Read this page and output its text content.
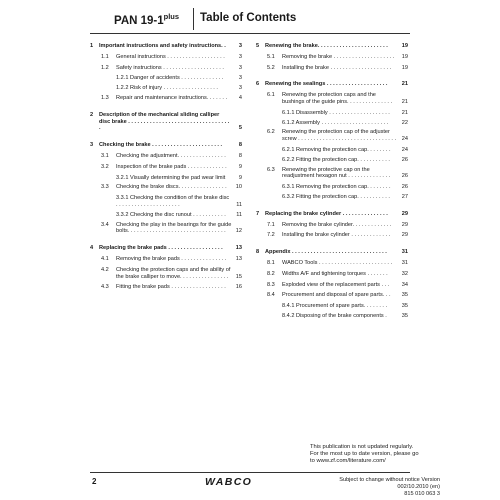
PAN $19-1^{plus}$ Table of Contents
1	Important instructions and safety instructions. .	3
1.1	General instructions . . . . . . . . . . . . . . . . . . .	3
1.2	Safety instructions . . . . . . . . . . . . . . . . . . . .	3
1.2.1 Danger of accidents . . . . . . . . . . . . . .	3
1.2.2 Risk of injury . . . . . . . . . . . . . . . . . .	3
1.3	Repair and maintenance instructions. . . . . . .	4
2	Description of the mechanical sliding calliper disc brake . . . . . . . . . . . . . . . . . . . . . . . . . . . . . . . . . .	5
3	Checking the brake . . . . . . . . . . . . . . . . . . . . . . .	8
3.1	Checking the adjustment. . . . . . . . . . . . . . . .	8
3.2	Inspection of the brake pads . . . . . . . . . . . . .	9
3.2.1 Visually determining the pad wear limit	9
3.3	Checking the brake discs. . . . . . . . . . . . . . . .	10
3.3.1 Checking the condition of the brake disc . . . . . . . . . . . . . . . . . . . . .	11
3.3.2 Checking the disc runout . . . . . . . . . . .	11
3.4	Checking the play in the bearings for the guide bolts. . . . . . . . . . . . . . . . . . . . . . . . . . . . . . . .	12
4	Replacing the brake pads . . . . . . . . . . . . . . . . . .	13
4.1	Removing the brake pads . . . . . . . . . . . . . . .	13
4.2	Checking the protection caps and the ability of the brake calliper to move. . . . . . . . . . . . . . . .	15
4.3	Fitting the brake pads . . . . . . . . . . . . . . . . . .	16
5	Renewing the brake. . . . . . . . . . . . . . . . . . . . . . .	19
5.1	Removing the brake . . . . . . . . . . . . . . . . . . . .	19
5.2	Installing the brake . . . . . . . . . . . . . . . . . . . .	19
6	Renewing the sealings . . . . . . . . . . . . . . . . . . . .	21
6.1	Renewing the protection caps and the bushings of the guide pins. . . . . . . . . . . . . . .	21
6.1.1 Disassembly . . . . . . . . . . . . . . . . . . . .	21
6.1.2 Assembly . . . . . . . . . . . . . . . . . . . . . .	22
6.2	Renewing the protection cap of the adjuster screw . . . . . . . . . . . . . . . . . . . . . . . . . . . . . . . .	24
6.2.1 Removing the protection cap. . . . . . . .	24
6.2.2 Fitting the protection cap. . . . . . . . . . .	26
6.3	Renewing the protective cap on the readjustment hexagon nut . . . . . . . . . . . . . .	26
6.3.1 Removing the protection cap. . . . . . . .	26
6.3.2 Fitting the protection cap. . . . . . . . . . .	27
7	Replacing the brake cylinder . . . . . . . . . . . . . . .	29
7.1	Removing the brake cylinder. . . . . . . . . . . . .	29
7.2	Installing the brake cylinder . . . . . . . . . . . . .	29
8	Appendix . . . . . . . . . . . . . . . . . . . . . . . . . . . . . . .	31
8.1	WABCO Tools . . . . . . . . . . . . . . . . . . . . . . . .	31
8.2	Widths A/F and tightening torques . . . . . . .	32
8.3	Exploded view of the replacement parts . . .	34
8.4	Procurement and disposal of spare parts. . .	35
8.4.1 Procurement of spare parts. . . . . . . .	35
8.4.2 Disposing of the brake components .	35
This publication is not updated regularly.
For the most up to date version, please go
to www.zf.com/literature.com/
2	WABCO	Subject to change without notice Version
002/10.2010 (en)
815 010 063 3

============================================================

### [EXERCISE GOAL]
Reproduce the records, all of them, word for word; omit the pictures.

### [RESPONSE BELOW]
Read this page and output its text content.
PAN $19-1^{plus}$ Table of Contents
1	Important instructions and safety instructions. .	3
1.1	General instructions . . . . . . . . . . . . . . . . . . .	3
1.2	Safety instructions . . . . . . . . . . . . . . . . . . . .	3
1.2.1 Danger of accidents . . . . . . . . . . . . . .	3
1.2.2 Risk of injury . . . . . . . . . . . . . . . . . .	3
1.3	Repair and maintenance instructions. . . . . . .	4
2	Description of the mechanical sliding calliper disc brake . . . . . . . . . . . . . . . . . . . . . . . . . . . . . . . . . .	5
3	Checking the brake . . . . . . . . . . . . . . . . . . . . . . .	8
3.1	Checking the adjustment. . . . . . . . . . . . . . . .	8
3.2	Inspection of the brake pads . . . . . . . . . . . . .	9
3.2.1 Visually determining the pad wear limit	9
3.3	Checking the brake discs. . . . . . . . . . . . . . . .	10
3.3.1 Checking the condition of the brake disc . . . . . . . . . . . . . . . . . . . . .	11
3.3.2 Checking the disc runout . . . . . . . . . . .	11
3.4	Checking the play in the bearings for the guide bolts. . . . . . . . . . . . . . . . . . . . . . . . . . . . . . . .	12
4	Replacing the brake pads . . . . . . . . . . . . . . . . . .	13
4.1	Removing the brake pads . . . . . . . . . . . . . . .	13
4.2	Checking the protection caps and the ability of the brake calliper to move. . . . . . . . . . . . . . . .	15
4.3	Fitting the brake pads . . . . . . . . . . . . . . . . . .	16
5	Renewing the brake. . . . . . . . . . . . . . . . . . . . . . .	19
5.1	Removing the brake . . . . . . . . . . . . . . . . . . . .	19
5.2	Installing the brake . . . . . . . . . . . . . . . . . . . .	19
6	Renewing the sealings . . . . . . . . . . . . . . . . . . . .	21
6.1	Renewing the protection caps and the bushings of the guide pins. . . . . . . . . . . . . . .	21
6.1.1 Disassembly . . . . . . . . . . . . . . . . . . . .	21
6.1.2 Assembly . . . . . . . . . . . . . . . . . . . . . .	22
6.2	Renewing the protection cap of the adjuster screw . . . . . . . . . . . . . . . . . . . . . . . . . . . . . . . .	24
6.2.1 Removing the protection cap. . . . . . . .	24
6.2.2 Fitting the protection cap. . . . . . . . . . .	26
6.3	Renewing the protective cap on the readjustment hexagon nut . . . . . . . . . . . . . .	26
6.3.1 Removing the protection cap. . . . . . . .	26
6.3.2 Fitting the protection cap. . . . . . . . . . .	27
7	Replacing the brake cylinder . . . . . . . . . . . . . . .	29
7.1	Removing the brake cylinder. . . . . . . . . . . . .	29
7.2	Installing the brake cylinder . . . . . . . . . . . . .	29
8	Appendix . . . . . . . . . . . . . . . . . . . . . . . . . . . . . . .	31
8.1	WABCO Tools . . . . . . . . . . . . . . . . . . . . . . . .	31
8.2	Widths A/F and tightening torques . . . . . . .	32
8.3	Exploded view of the replacement parts . . .	34
8.4	Procurement and disposal of spare parts. . .	35
8.4.1 Procurement of spare parts. . . . . . . .	35
8.4.2 Disposing of the brake components .	35
This publication is not updated regularly.
For the most up to date version, please go
to www.zf.com/literature.com/
2	WABCO	Subject to change without notice Version
002/10.2010 (en)
815 010 063 3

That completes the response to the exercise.